150 years after the start of the industrial revolution, energy consumption per capita has grown almost five-fold in Europe.1 And while the slow paradigm shift to carbon neutrality has started, fossil fuels still affect how we design, build, and inhabit space. The indoor air we breathe is often mechanically moved and tempered by energy-guzzling, vulnerable HVAC systems, all to sustain year-round “optimal” thermal comfort.2 Heating and cooling account for half of the EU’s energy consumption, with 75% of this energy still being sourced from fossil fuels.3 The knee-jerk reaction to this has thus far usually been to tighten regulations on insulation and structural performance. This is what current EU regulations are aiming for.4 But it’s the wrong path.
Within the context of these knee-jerk policies, extra insulation is often added to the exterior of buildings in cold climates to improve their energy efficiency. But this can compromise the structure’s resilience to humidity.5 This insulation has also often proven ineffective in reducing overall energy consumption; there are indications that insulation retrofitting has a rebound effect, where energy efficiency does not affect overall consumption.6 In other words, not only do these retrofits risk causing structural moisture problems, but the anticipated energy savings of a thermally better performing structure are often countered by a heightened expectation of comfort from its user. We dwellers are simply demanding too much from buildings, and not enough from ourselves.

## STATED EXERCISE A
Summarize the text on building energy use in two sentences.

## AVAILABLE DATA
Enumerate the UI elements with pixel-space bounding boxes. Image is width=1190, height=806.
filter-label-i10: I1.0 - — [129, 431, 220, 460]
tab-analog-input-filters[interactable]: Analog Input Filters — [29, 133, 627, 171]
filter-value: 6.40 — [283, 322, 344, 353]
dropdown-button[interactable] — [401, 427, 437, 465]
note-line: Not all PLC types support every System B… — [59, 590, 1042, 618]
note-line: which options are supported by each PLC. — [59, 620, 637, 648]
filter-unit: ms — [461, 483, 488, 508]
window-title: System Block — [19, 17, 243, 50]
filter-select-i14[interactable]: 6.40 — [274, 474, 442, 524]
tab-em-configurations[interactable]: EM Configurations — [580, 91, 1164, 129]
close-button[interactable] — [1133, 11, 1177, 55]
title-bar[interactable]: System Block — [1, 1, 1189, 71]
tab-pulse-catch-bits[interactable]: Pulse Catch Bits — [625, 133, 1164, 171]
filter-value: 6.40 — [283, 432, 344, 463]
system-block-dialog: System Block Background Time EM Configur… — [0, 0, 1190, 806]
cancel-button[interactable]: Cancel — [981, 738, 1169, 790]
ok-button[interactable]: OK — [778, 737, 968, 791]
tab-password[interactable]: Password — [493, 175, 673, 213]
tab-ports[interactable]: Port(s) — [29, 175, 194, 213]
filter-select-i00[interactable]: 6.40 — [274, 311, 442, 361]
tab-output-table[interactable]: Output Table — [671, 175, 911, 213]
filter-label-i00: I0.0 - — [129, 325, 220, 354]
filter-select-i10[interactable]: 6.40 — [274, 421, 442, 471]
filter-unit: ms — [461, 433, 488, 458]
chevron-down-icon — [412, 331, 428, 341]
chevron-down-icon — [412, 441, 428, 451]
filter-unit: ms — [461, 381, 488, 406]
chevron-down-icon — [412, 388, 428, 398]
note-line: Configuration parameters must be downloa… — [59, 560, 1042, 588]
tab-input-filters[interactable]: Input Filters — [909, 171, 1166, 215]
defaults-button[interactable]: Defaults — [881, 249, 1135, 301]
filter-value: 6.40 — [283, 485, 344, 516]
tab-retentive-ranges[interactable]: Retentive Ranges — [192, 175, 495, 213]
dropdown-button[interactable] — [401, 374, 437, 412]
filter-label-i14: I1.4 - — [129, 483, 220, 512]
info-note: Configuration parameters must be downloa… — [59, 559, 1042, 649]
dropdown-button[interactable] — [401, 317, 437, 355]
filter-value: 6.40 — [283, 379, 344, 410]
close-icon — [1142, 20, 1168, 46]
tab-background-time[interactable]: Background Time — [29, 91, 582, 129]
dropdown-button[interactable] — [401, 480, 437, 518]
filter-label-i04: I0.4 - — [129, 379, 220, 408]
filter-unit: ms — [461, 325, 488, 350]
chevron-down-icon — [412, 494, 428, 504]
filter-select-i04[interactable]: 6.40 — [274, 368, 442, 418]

## STATED EXERCISE B
In the records, rewrite the stretch from the start through the line containing "note-line: Not all", replacing "6.40" with "3.20" and keeping everything else unchanged; give only those lines.

## COMPLETE RESPONSE A
Heating and cooling account for half of the EU's energy consumption, with 75% of that energy still sourced from fossil fuels, and the usual response of tightening regulations on insulation and structural performance is called the wrong path. Extra exterior insulation in cold climates can compromise a building's resilience to humidity and often fails to reduce overall energy consumption, because a user's heightened expectation of comfort counters the anticipated savings.

## COMPLETE RESPONSE B
Enumerate the UI elements with pixel-space bounding boxes. Image is width=1190, height=806.
filter-label-i10: I1.0 - — [129, 431, 220, 460]
tab-analog-input-filters[interactable]: Analog Input Filters — [29, 133, 627, 171]
filter-value: 3.20 — [283, 322, 344, 353]
dropdown-button[interactable] — [401, 427, 437, 465]
note-line: Not all PLC types support every System B… — [59, 590, 1042, 618]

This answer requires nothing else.